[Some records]
##########
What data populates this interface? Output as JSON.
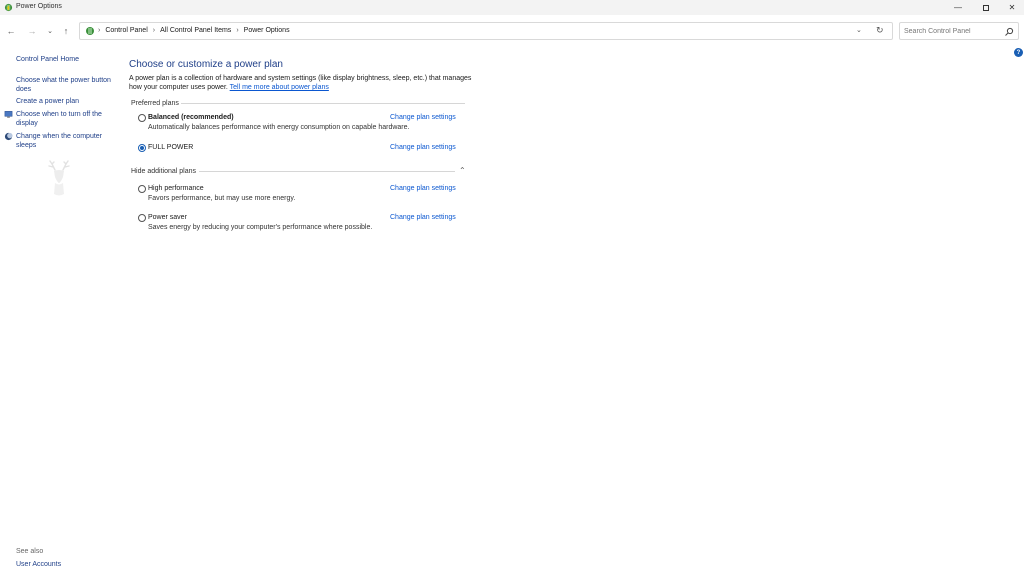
{
  "window": {
    "title": "Power Options"
  },
  "address": {
    "crumbs": [
      "Control Panel",
      "All Control Panel Items",
      "Power Options"
    ]
  },
  "search": {
    "placeholder": "Search Control Panel"
  },
  "sidebar": {
    "home": "Control Panel Home",
    "items": [
      "Choose what the power button does",
      "Create a power plan",
      "Choose when to turn off the display",
      "Change when the computer sleeps"
    ],
    "see_also_label": "See also",
    "see_also_items": [
      "User Accounts"
    ]
  },
  "main": {
    "heading": "Choose or customize a power plan",
    "intro_text": "A power plan is a collection of hardware and system settings (like display brightness, sleep, etc.) that manages how your computer uses power.",
    "intro_link": "Tell me more about power plans",
    "preferred_label": "Preferred plans",
    "additional_label": "Hide additional plans",
    "change_link": "Change plan settings",
    "plans": [
      {
        "name": "Balanced (recommended)",
        "desc": "Automatically balances performance with energy consumption on capable hardware.",
        "selected": false
      },
      {
        "name": "FULL POWER",
        "desc": "",
        "selected": true
      },
      {
        "name": "High performance",
        "desc": "Favors performance, but may use more energy.",
        "selected": false
      },
      {
        "name": "Power saver",
        "desc": "Saves energy by reducing your computer's performance where possible.",
        "selected": false
      }
    ]
  },
  "help": {
    "label": "?"
  },
  "colors": {
    "link": "#1f3f88",
    "accent": "#1a5fb4"
  }
}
##########
DO THIS |
Every entry above should be duplicated exactly. Do not include the images.

THE REPLY |
What data populates this interface? Output as JSON.
{
  "window": {
    "title": "Power Options"
  },
  "address": {
    "crumbs": [
      "Control Panel",
      "All Control Panel Items",
      "Power Options"
    ]
  },
  "search": {
    "placeholder": "Search Control Panel"
  },
  "sidebar": {
    "home": "Control Panel Home",
    "items": [
      "Choose what the power button does",
      "Create a power plan",
      "Choose when to turn off the display",
      "Change when the computer sleeps"
    ],
    "see_also_label": "See also",
    "see_also_items": [
      "User Accounts"
    ]
  },
  "main": {
    "heading": "Choose or customize a power plan",
    "intro_text": "A power plan is a collection of hardware and system settings (like display brightness, sleep, etc.) that manages how your computer uses power.",
    "intro_link": "Tell me more about power plans",
    "preferred_label": "Preferred plans",
    "additional_label": "Hide additional plans",
    "change_link": "Change plan settings",
    "plans": [
      {
        "name": "Balanced (recommended)",
        "desc": "Automatically balances performance with energy consumption on capable hardware.",
        "selected": false
      },
      {
        "name": "FULL POWER",
        "desc": "",
        "selected": true
      },
      {
        "name": "High performance",
        "desc": "Favors performance, but may use more energy.",
        "selected": false
      },
      {
        "name": "Power saver",
        "desc": "Saves energy by reducing your computer's performance where possible.",
        "selected": false
      }
    ]
  },
  "help": {
    "label": "?"
  },
  "colors": {
    "link": "#1f3f88",
    "accent": "#1a5fb4"
  }
}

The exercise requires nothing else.